__EXERCISE DETAILS__
Report the number of lines in these entries that contain "يخرج". Write only the number.

__RECORDS SUPPLIED__
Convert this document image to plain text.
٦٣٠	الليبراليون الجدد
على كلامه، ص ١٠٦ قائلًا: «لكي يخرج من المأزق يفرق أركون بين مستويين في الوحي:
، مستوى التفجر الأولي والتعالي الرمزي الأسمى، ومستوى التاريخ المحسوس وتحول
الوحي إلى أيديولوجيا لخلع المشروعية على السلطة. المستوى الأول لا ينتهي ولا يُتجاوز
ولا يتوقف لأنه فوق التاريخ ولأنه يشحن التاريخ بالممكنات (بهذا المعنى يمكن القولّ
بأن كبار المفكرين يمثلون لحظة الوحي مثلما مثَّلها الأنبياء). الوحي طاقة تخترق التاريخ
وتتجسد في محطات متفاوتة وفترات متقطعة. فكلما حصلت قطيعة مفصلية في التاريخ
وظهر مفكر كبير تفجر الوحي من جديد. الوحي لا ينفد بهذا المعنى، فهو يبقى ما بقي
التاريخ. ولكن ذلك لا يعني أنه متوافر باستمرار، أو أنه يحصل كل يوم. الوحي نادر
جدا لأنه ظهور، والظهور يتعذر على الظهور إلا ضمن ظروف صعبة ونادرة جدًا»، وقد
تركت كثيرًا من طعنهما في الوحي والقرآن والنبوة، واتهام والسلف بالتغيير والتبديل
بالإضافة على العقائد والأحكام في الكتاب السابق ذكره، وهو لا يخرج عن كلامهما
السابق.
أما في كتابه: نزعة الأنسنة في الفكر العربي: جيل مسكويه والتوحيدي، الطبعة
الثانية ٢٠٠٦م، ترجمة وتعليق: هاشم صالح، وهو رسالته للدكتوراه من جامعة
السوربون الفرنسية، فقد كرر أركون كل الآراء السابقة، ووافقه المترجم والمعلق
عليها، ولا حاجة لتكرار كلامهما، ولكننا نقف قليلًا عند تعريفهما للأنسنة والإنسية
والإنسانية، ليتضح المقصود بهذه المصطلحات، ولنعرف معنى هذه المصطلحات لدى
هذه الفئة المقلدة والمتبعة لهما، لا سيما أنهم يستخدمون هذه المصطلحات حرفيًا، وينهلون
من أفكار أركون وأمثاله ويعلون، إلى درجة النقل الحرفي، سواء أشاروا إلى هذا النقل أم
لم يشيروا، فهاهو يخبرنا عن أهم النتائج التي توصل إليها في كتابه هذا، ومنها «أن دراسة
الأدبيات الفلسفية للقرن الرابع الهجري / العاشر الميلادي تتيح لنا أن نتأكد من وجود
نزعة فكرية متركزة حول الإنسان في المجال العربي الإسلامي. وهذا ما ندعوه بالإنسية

__WRITTEN ANSWER__
2